** begin Information provided **
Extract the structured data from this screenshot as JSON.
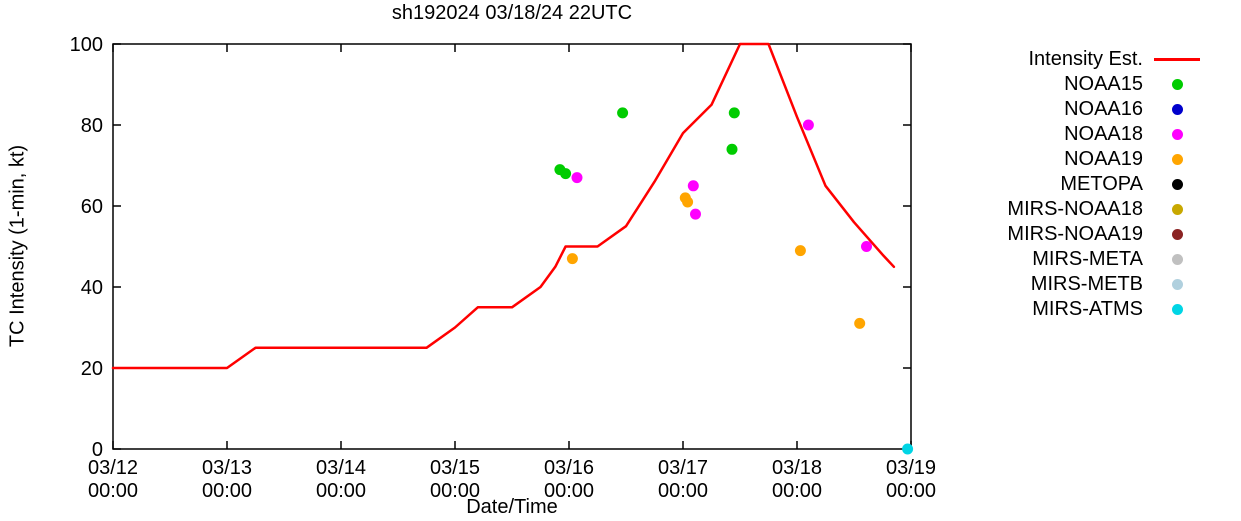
{
  "chart_data": {
    "type": "line+scatter",
    "title": "sh192024 03/18/24 22UTC",
    "xlabel": "Date/Time",
    "ylabel": "TC Intensity (1-min, kt)",
    "xlim": [
      0,
      7
    ],
    "ylim": [
      0,
      100
    ],
    "x_unit": "days since 03/12 00:00 UTC",
    "grid": "off",
    "legend_position": "right-outside",
    "x_ticks": [
      {
        "v": 0,
        "date": "03/12",
        "time": "00:00"
      },
      {
        "v": 1,
        "date": "03/13",
        "time": "00:00"
      },
      {
        "v": 2,
        "date": "03/14",
        "time": "00:00"
      },
      {
        "v": 3,
        "date": "03/15",
        "time": "00:00"
      },
      {
        "v": 4,
        "date": "03/16",
        "time": "00:00"
      },
      {
        "v": 5,
        "date": "03/17",
        "time": "00:00"
      },
      {
        "v": 6,
        "date": "03/18",
        "time": "00:00"
      },
      {
        "v": 7,
        "date": "03/19",
        "time": "00:00"
      }
    ],
    "y_ticks": [
      0,
      20,
      40,
      60,
      80,
      100
    ],
    "line_series": {
      "name": "Intensity Est.",
      "color": "#ff0000",
      "points": [
        [
          0,
          20
        ],
        [
          1.0,
          20
        ],
        [
          1.25,
          25
        ],
        [
          2.75,
          25
        ],
        [
          3.0,
          30
        ],
        [
          3.2,
          35
        ],
        [
          3.5,
          35
        ],
        [
          3.75,
          40
        ],
        [
          3.88,
          45
        ],
        [
          3.97,
          50
        ],
        [
          4.25,
          50
        ],
        [
          4.5,
          55
        ],
        [
          4.75,
          66
        ],
        [
          5.0,
          78
        ],
        [
          5.25,
          85
        ],
        [
          5.5,
          100
        ],
        [
          5.75,
          100
        ],
        [
          6.0,
          82
        ],
        [
          6.25,
          65
        ],
        [
          6.5,
          56
        ],
        [
          6.75,
          48
        ],
        [
          6.85,
          45
        ]
      ]
    },
    "scatter_series": [
      {
        "name": "NOAA15",
        "color": "#00cc00",
        "points": [
          [
            3.92,
            69
          ],
          [
            3.97,
            68
          ],
          [
            4.47,
            83
          ],
          [
            5.43,
            74
          ],
          [
            5.45,
            83
          ]
        ]
      },
      {
        "name": "NOAA16",
        "color": "#0000cc",
        "points": []
      },
      {
        "name": "NOAA18",
        "color": "#ff00ff",
        "points": [
          [
            4.07,
            67
          ],
          [
            5.09,
            65
          ],
          [
            5.11,
            58
          ],
          [
            6.1,
            80
          ],
          [
            6.61,
            50
          ]
        ]
      },
      {
        "name": "NOAA19",
        "color": "#ffa500",
        "points": [
          [
            4.03,
            47
          ],
          [
            5.02,
            62
          ],
          [
            5.04,
            61
          ],
          [
            6.03,
            49
          ],
          [
            6.55,
            31
          ]
        ]
      },
      {
        "name": "METOPA",
        "color": "#000000",
        "points": []
      },
      {
        "name": "MIRS-NOAA18",
        "color": "#c8a800",
        "points": []
      },
      {
        "name": "MIRS-NOAA19",
        "color": "#8b2323",
        "points": []
      },
      {
        "name": "MIRS-META",
        "color": "#c0c0c0",
        "points": []
      },
      {
        "name": "MIRS-METB",
        "color": "#b0d0de",
        "points": []
      },
      {
        "name": "MIRS-ATMS",
        "color": "#00d5e5",
        "points": [
          [
            6.97,
            0
          ]
        ]
      }
    ]
  }
}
** end Information provided **
Collect every line above that contains the word "name".

      "name": "Intensity Est.",
        "name": "NOAA15",
        "name": "NOAA16",
        "name": "NOAA18",
        "name": "NOAA19",
        "name": "METOPA",
        "name": "MIRS-NOAA18",
        "name": "MIRS-NOAA19",
        "name": "MIRS-META",
        "name": "MIRS-METB",
        "name": "MIRS-ATMS",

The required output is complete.